● **Exercise requirements**:
1. Does the welcome thread below agree with each statement? Answer yes or no for each, and quote the deciding words. (a) megat says they are from Malaysia. (b) megat says they have trained in taekwondo. (c) One reply asks which styles megat has practiced besides silat.
2. Show every line of the rows that contains the string "text". Case counts.

● **Document passage**:

──────

# hey ya



## megat (Jun 8, 2007)

hello to all, kinda new here but not new in MA, i am primarily a silat practitioner, though just finish in one art i learn a few other.

oh yeah i am from malaysia by the way just wanna say hi.


----------



## Drac (Jun 8, 2007)

Greetings and Welcome to MT..


----------



## stone_dragone (Jun 8, 2007)

Greetings and welcome to MT!


----------



## 14 Kempo (Jun 8, 2007)

Hello and welcome to MartialTalk ... enjoy!


----------



## Brian R. VanCise (Jun 8, 2007)

Welcome to MartialTalk!


----------



## kidswarrior (Jun 8, 2007)

Welcome to MartialTalk.  Lots of very knowledgeable silat people here.


----------



## fnorfurfoot (Jun 8, 2007)

Welcome to the site.  Enjoy.


----------



## megat (Jun 8, 2007)

thanks all for the greeting, seems like a nice community here, hping for a good time with discussion about our common passion


----------



## Rabu (Jun 8, 2007)

Hello!

Worked with some Seni Gayong Silat practitioners years ago and still have fond memories of them!

Best of luck in all things!

Rob


----------



## Ping898 (Jun 8, 2007)

Welcome To MT  :wavey:


----------



## Jade Tigress (Jun 8, 2007)

Welcome to Martial Talk!


----------



## Tez3 (Jun 8, 2007)

Hello and welcome to MT!


----------



## IcemanSK (Jun 8, 2007)

Welcome to MT!


----------



## terryl965 (Jun 8, 2007)

Welcome and happy posting


----------



## SFC JeffJ (Jun 8, 2007)

Welcome and enjoy!

Jeff


----------



## theletch1 (Jun 8, 2007)

Welcome aboard!  What other styles have you practiced besides the silat?


----------



## Kacey (Jun 8, 2007)

Welcome, and happy posting!  :wavey:


----------



## Tames D (Jun 8, 2007)

Welcome.


----------



## megat (Jun 8, 2007)

hmmm about other style i am currently working on boxing, other then that i did not train in any but i use to spar with lots of tkd and karate guys. all are avid martial artist. nice memory hehhehe.


----------



## cali_tkdbruin (Jun 9, 2007)

Hey there megot, welcome aboard! This is a cool place to exchange your MA knowledge, thoughts and experiences.


----------



## Steel Tiger (Jun 11, 2007)

G,day and welcome to MT.  Hope you enjoy!


----------



## seasoned (Jun 11, 2007)

Welcome to MT, and happy posting.


----------



## Hawke (Jun 11, 2007)

Greetings and welcome to MT.

Cheers.


----------

──────

● **Supplied material**:
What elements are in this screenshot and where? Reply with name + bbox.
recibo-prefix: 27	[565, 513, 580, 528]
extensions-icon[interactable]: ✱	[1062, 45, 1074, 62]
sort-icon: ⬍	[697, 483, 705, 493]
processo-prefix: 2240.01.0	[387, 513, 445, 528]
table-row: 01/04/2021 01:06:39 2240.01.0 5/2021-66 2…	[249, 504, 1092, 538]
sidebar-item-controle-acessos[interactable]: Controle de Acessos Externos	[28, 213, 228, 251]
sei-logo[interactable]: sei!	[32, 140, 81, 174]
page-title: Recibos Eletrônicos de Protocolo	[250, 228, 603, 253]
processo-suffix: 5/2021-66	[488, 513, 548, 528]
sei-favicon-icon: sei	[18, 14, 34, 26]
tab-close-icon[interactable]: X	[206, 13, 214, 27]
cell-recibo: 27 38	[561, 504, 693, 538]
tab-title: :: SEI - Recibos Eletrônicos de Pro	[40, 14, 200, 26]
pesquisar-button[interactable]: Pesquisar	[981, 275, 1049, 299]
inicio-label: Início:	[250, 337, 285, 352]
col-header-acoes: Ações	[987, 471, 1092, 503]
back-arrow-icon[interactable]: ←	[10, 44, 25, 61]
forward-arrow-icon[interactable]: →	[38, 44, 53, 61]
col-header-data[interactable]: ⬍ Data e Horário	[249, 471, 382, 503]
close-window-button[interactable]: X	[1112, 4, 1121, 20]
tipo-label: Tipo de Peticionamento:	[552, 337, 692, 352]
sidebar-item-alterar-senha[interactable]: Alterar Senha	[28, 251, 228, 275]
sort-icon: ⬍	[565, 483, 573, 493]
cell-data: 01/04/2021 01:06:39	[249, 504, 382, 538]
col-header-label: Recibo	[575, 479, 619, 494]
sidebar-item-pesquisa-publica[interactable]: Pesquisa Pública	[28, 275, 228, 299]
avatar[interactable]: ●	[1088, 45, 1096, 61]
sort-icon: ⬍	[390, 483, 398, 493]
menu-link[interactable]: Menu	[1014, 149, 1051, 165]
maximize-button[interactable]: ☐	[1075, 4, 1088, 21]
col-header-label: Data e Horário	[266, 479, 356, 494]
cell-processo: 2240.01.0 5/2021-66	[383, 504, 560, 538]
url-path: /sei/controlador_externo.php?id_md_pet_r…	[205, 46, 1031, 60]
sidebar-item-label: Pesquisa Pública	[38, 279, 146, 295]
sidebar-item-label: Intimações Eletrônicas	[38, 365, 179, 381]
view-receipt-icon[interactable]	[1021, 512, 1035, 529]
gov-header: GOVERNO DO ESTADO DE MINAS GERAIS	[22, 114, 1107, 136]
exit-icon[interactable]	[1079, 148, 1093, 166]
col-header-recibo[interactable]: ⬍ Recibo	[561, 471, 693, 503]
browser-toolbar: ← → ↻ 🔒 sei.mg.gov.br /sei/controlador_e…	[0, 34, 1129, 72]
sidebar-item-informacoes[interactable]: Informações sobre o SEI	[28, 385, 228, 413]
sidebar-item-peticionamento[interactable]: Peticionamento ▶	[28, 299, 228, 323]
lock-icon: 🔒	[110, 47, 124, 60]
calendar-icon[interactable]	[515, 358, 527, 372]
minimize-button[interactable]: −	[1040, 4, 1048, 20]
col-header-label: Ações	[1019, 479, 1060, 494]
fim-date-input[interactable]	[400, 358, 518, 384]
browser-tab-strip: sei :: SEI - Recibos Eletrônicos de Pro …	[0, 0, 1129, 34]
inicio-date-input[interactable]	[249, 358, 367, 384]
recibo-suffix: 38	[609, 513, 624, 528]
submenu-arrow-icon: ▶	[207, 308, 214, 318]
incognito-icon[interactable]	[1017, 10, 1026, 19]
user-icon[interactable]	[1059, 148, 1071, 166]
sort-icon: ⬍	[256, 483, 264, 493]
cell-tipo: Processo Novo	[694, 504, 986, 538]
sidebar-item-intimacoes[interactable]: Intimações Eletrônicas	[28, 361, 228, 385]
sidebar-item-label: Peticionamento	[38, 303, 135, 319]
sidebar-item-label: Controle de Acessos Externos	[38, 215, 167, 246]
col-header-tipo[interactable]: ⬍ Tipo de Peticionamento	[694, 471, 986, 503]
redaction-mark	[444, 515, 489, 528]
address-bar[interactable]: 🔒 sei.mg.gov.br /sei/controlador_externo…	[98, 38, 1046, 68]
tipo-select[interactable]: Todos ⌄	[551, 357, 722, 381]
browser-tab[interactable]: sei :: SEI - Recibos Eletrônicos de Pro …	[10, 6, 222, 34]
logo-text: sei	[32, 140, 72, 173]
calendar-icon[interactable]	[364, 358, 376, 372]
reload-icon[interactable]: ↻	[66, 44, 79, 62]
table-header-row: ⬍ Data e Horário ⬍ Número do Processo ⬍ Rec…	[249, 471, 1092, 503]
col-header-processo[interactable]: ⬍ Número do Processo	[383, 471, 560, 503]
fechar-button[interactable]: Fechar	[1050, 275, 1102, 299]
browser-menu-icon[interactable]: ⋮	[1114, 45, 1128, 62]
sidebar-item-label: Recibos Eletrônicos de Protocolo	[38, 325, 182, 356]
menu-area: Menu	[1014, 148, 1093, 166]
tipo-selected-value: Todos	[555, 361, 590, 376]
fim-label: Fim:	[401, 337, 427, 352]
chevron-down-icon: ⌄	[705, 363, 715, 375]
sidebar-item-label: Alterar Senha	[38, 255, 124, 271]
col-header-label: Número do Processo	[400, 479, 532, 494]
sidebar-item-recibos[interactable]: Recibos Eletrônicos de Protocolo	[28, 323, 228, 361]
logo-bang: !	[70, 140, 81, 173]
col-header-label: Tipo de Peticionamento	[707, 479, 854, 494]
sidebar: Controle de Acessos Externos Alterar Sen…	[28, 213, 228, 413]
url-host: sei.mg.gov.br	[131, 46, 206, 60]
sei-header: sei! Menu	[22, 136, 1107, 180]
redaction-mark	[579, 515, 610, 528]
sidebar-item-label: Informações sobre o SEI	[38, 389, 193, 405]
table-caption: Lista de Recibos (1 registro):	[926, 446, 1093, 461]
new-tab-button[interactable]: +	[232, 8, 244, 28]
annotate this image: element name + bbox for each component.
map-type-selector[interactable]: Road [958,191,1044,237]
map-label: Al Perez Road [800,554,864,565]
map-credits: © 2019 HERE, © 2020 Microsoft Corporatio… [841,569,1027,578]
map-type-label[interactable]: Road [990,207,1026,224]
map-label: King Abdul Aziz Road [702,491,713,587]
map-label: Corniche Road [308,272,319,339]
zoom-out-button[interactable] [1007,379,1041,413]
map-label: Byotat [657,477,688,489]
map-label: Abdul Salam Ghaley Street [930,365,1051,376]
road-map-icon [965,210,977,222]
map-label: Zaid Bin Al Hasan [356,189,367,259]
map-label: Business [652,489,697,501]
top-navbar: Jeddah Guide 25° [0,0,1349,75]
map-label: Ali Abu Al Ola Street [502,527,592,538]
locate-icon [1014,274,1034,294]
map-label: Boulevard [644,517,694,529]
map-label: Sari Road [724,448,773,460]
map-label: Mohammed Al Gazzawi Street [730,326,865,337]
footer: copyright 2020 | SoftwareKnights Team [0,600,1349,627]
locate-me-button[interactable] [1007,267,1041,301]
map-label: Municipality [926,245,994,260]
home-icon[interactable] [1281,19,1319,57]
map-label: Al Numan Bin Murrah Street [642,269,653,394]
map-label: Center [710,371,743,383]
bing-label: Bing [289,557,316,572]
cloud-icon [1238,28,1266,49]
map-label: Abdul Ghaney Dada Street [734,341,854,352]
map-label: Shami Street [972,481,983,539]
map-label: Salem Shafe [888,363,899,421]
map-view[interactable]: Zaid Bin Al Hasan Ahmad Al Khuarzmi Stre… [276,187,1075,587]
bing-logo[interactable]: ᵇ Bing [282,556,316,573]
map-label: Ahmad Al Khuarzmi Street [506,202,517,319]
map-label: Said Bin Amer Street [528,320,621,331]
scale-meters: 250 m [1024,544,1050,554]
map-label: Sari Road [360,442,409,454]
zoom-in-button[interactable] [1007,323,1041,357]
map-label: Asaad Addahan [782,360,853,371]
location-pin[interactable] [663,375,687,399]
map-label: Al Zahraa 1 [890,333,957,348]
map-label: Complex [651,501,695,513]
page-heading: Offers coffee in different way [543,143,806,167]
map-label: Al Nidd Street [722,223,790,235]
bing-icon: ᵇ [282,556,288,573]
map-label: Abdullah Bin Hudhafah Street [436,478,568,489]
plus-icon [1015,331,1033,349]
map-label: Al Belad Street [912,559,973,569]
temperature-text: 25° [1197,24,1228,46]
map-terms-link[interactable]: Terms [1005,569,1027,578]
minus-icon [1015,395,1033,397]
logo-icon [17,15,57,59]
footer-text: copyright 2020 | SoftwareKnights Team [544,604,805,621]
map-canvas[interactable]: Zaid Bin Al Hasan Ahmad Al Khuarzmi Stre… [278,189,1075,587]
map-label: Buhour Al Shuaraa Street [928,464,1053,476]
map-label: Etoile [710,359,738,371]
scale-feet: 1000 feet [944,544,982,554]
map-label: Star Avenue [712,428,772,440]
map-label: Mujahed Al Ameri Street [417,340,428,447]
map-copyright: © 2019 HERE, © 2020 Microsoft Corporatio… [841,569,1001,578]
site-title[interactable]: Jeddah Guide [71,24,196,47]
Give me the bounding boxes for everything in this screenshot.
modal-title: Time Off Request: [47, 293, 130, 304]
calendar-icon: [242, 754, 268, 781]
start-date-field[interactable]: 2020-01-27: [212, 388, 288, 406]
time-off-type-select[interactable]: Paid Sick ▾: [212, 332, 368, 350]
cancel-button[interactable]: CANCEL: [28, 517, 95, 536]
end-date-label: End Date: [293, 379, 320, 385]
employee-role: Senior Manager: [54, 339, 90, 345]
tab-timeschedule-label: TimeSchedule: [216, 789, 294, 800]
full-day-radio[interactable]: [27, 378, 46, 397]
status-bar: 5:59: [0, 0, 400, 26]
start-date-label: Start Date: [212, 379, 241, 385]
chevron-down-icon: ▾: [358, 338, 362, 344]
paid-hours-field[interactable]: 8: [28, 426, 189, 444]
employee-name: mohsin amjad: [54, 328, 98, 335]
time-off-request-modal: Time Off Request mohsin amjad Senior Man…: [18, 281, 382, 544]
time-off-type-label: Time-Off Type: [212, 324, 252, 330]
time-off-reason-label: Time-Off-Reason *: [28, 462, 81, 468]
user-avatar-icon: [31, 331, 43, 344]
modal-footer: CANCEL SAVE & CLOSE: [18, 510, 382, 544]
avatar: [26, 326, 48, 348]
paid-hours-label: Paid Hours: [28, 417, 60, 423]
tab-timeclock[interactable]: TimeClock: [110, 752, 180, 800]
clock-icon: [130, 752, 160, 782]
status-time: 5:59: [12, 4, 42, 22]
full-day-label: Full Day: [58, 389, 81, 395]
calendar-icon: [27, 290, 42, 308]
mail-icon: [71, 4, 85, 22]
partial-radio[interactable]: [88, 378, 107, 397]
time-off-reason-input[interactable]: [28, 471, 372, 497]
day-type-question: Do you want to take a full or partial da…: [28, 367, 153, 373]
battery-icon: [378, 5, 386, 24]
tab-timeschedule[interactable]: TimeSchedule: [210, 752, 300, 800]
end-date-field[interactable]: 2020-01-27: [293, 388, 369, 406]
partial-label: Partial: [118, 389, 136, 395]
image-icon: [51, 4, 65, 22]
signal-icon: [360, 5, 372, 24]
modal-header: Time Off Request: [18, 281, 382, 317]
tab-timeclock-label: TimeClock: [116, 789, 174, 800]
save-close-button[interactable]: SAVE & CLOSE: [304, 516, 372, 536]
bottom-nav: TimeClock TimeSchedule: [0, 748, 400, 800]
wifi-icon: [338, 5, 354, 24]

──────

● **Answers in order**:
1.
(a) Yes: "i am from malaysia by the way"
(b) No: "other then that i did not train in any but i use to spar with lots of tkd and karate guys"
(c) Yes: "What other styles have you practiced besides the silat?"

2.
logo-text: sei	[32, 140, 72, 173]
temperature-text: 25° [1197,24,1228,46]
footer-text: copyright 2020 | SoftwareKnights Team [544,604,805,621]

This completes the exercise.